── Data listing ──

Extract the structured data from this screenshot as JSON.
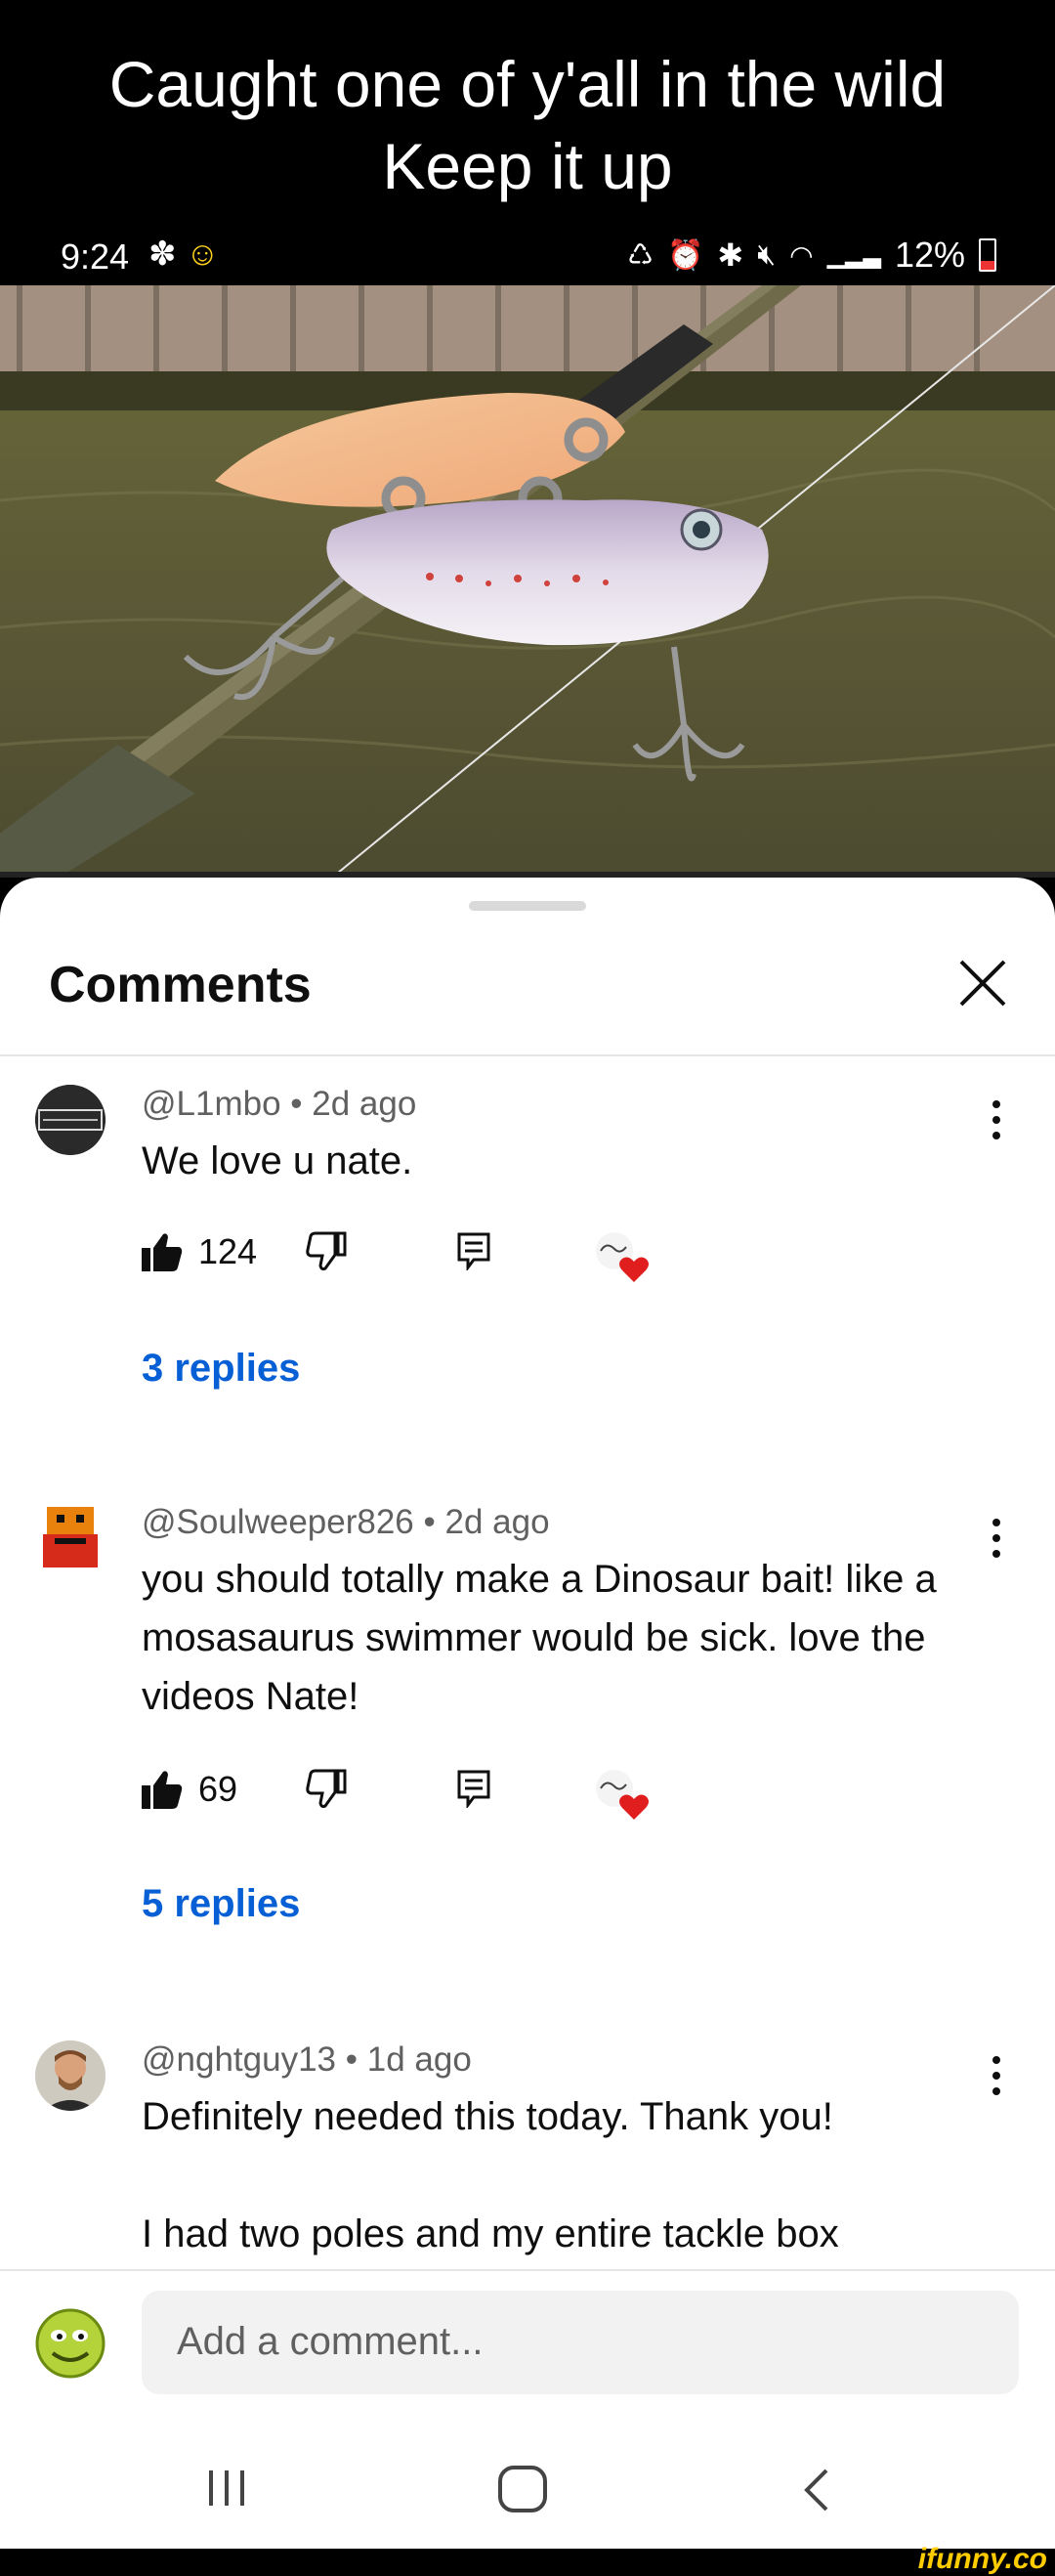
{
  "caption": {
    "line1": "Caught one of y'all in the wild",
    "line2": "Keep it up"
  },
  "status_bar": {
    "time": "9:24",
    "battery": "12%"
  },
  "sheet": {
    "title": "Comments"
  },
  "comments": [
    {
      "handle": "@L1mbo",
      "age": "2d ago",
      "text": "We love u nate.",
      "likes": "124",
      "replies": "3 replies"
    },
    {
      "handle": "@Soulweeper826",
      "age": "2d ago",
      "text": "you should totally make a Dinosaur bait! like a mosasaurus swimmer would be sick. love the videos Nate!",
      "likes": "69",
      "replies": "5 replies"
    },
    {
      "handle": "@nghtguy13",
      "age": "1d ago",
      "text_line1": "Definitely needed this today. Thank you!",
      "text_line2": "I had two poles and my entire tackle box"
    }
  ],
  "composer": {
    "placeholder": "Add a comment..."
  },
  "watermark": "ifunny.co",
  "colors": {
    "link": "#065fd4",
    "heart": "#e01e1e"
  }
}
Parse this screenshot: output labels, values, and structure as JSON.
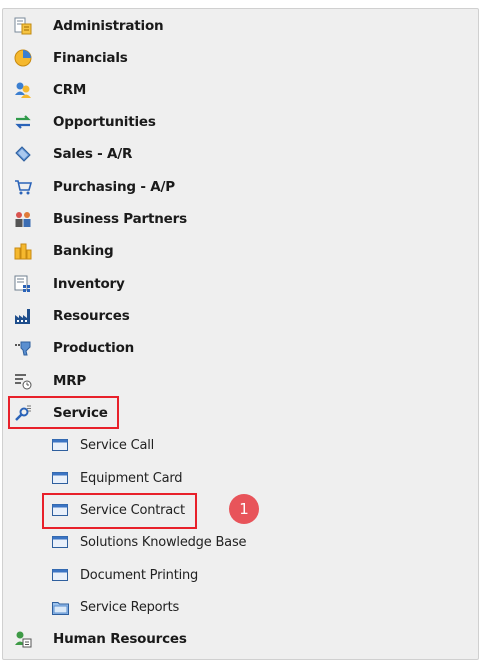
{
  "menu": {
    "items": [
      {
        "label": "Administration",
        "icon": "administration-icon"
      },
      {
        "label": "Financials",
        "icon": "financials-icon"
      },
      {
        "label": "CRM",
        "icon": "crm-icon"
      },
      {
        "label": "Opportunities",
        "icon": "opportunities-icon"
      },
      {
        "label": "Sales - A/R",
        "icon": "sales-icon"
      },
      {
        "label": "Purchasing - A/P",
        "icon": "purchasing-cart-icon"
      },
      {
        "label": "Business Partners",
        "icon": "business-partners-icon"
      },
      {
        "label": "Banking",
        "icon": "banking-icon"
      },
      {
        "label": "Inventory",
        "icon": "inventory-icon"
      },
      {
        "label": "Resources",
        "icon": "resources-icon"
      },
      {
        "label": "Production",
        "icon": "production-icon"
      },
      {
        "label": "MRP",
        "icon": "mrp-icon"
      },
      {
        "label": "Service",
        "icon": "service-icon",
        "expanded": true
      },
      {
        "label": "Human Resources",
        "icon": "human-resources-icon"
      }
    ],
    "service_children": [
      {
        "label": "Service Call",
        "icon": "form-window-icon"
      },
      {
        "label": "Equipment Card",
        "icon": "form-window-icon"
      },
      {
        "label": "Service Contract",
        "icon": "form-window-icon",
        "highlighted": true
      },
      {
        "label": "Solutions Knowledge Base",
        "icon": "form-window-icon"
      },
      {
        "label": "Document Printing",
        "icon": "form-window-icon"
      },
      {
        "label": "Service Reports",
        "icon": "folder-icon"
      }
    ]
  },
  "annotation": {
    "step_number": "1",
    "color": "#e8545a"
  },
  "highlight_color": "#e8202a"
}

───

*What is required*:
Keep only the lines that hold the string "handle", and copy them out.

*Expected output*:
      "handle": "@L1mbo",
      "handle": "@Soulweeper826",
      "handle": "@nghtguy13",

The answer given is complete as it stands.